Exercise prompt. Scan the data below for the string "weighted". Copy every line where it appears.

Records shown.
'''

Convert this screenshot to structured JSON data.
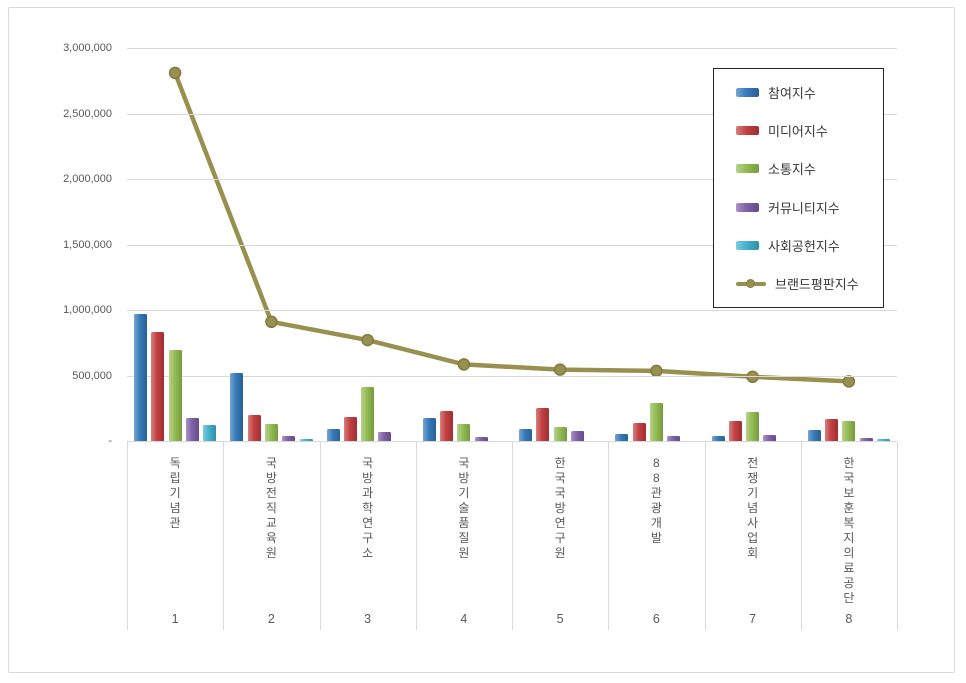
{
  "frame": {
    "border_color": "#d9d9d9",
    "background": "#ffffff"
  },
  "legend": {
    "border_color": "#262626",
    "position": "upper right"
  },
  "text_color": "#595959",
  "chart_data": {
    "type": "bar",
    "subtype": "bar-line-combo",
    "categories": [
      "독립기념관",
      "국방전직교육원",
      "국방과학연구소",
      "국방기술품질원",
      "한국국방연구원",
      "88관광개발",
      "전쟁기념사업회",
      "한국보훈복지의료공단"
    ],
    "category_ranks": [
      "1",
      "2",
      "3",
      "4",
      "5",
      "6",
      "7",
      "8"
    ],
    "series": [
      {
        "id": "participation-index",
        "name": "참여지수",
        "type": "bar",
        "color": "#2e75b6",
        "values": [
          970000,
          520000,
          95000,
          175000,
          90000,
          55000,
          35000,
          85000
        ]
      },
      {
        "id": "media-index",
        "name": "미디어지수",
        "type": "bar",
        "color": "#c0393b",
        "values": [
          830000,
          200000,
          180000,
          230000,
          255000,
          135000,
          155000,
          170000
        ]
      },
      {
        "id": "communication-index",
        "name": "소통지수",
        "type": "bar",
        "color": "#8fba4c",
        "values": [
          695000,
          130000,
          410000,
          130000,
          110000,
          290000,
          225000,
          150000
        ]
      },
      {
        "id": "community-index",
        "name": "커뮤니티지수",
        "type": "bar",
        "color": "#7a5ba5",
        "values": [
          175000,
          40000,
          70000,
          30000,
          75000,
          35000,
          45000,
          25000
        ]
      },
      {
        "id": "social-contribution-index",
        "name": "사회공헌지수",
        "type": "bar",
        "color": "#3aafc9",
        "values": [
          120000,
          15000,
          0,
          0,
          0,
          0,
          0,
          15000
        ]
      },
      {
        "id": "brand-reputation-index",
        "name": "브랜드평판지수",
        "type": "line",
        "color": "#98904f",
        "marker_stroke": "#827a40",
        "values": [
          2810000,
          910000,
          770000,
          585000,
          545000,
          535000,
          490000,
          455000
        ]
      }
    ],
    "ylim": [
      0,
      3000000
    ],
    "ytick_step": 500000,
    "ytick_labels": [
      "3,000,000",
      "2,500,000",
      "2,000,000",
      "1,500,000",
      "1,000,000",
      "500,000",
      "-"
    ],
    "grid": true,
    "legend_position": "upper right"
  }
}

'''
'''

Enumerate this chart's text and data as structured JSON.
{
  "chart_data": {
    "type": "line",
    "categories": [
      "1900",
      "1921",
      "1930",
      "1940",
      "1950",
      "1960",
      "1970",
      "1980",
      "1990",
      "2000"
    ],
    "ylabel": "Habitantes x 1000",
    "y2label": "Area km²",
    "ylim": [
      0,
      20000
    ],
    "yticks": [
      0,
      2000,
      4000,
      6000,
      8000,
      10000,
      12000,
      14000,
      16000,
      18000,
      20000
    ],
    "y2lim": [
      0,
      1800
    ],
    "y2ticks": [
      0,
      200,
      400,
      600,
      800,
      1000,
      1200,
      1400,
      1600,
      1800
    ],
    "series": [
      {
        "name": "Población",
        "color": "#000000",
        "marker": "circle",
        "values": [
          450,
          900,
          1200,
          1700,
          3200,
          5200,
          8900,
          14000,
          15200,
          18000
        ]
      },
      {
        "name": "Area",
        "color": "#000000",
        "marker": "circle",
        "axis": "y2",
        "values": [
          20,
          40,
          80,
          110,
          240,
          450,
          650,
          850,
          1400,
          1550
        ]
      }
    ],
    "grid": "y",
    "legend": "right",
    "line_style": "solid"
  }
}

'''
'''

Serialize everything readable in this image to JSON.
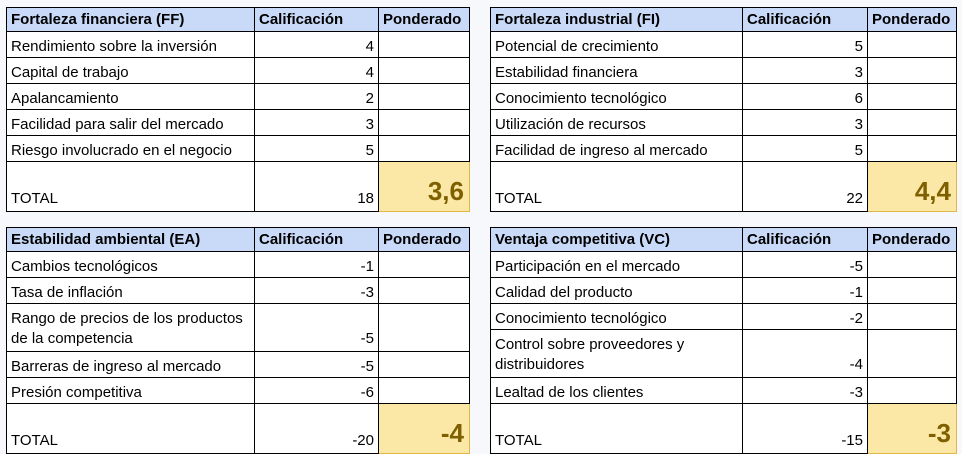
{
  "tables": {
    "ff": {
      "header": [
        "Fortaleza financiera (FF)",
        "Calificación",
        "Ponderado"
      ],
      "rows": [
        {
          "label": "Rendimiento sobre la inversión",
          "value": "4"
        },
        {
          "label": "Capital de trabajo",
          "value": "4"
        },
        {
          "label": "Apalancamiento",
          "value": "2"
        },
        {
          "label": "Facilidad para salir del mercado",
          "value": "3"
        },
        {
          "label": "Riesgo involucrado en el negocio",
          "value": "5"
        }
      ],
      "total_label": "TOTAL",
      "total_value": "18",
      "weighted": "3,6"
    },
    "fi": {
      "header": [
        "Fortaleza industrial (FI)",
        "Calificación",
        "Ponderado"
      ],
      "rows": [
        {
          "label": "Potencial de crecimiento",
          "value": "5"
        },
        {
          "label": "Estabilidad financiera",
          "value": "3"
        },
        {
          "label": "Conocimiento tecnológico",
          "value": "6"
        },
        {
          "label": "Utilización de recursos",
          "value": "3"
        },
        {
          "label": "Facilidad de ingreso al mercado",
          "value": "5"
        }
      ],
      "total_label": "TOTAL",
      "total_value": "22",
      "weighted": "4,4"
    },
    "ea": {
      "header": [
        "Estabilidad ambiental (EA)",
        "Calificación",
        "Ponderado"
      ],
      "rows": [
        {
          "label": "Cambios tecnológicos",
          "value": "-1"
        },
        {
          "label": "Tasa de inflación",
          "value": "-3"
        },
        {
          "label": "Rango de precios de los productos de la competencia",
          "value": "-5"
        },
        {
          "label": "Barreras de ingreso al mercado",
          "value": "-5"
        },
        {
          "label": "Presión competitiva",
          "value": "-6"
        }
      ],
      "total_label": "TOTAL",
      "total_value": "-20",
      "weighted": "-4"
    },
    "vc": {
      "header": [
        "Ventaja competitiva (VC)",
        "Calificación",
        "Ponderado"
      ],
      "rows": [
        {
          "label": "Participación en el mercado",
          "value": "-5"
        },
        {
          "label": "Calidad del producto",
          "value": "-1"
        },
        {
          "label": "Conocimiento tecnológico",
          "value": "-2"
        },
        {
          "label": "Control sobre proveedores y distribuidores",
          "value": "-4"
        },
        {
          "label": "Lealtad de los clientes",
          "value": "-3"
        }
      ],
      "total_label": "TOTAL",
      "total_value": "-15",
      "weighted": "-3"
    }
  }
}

'''

Solved problem.
      "weighted": "3,6"
      "weighted": "4,4"
      "weighted": "-4"
      "weighted": "-3"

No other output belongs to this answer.